*YOUR TASK*
Tell how many lines in the data below include the word "SCAN". The answer is the number only.

━━━━

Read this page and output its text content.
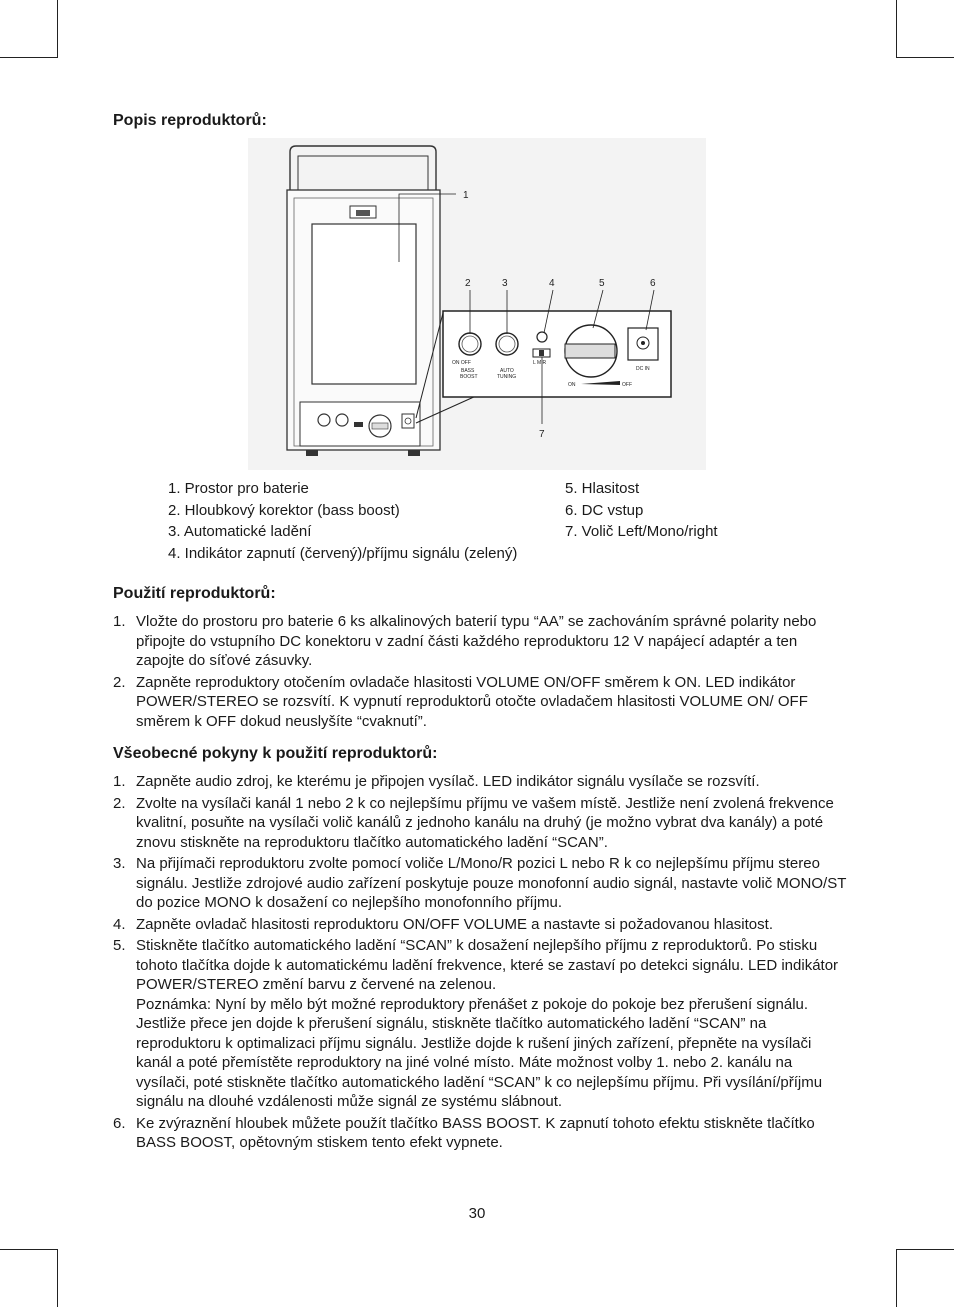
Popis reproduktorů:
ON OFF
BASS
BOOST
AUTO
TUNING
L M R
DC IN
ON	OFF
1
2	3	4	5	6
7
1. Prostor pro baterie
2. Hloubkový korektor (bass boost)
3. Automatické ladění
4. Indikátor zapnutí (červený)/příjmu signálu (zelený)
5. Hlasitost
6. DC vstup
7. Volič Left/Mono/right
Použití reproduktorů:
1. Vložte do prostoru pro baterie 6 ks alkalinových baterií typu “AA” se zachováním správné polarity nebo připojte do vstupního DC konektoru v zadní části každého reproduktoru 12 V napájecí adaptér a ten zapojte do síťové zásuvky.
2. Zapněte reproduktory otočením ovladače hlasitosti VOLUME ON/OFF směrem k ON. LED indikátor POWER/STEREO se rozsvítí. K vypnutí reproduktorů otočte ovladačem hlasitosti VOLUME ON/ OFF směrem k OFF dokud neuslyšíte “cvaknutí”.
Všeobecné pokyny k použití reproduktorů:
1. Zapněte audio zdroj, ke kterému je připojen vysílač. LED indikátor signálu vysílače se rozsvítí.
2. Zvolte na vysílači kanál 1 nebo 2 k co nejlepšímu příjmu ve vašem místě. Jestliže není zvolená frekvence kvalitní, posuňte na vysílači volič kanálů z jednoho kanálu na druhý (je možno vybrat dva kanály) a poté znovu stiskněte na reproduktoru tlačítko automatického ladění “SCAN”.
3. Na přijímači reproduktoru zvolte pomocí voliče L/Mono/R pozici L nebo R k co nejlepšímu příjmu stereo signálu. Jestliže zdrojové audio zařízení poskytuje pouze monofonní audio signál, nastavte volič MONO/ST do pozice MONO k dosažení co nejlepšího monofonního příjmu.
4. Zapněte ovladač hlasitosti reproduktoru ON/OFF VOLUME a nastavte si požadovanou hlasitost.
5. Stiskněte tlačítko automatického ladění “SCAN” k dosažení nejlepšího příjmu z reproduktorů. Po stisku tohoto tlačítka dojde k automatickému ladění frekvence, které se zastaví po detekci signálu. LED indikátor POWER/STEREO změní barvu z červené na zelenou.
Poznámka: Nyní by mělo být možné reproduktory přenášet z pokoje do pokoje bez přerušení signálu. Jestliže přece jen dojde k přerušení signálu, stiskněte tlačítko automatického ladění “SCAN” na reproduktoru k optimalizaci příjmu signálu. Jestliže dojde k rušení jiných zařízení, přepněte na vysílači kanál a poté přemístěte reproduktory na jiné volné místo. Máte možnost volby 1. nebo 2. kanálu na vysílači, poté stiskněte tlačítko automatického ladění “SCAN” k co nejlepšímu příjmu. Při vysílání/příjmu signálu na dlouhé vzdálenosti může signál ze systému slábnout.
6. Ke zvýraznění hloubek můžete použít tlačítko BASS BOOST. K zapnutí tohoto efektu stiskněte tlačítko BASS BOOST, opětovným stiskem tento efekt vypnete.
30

━━━━

*WRITTEN RESPONSE*
3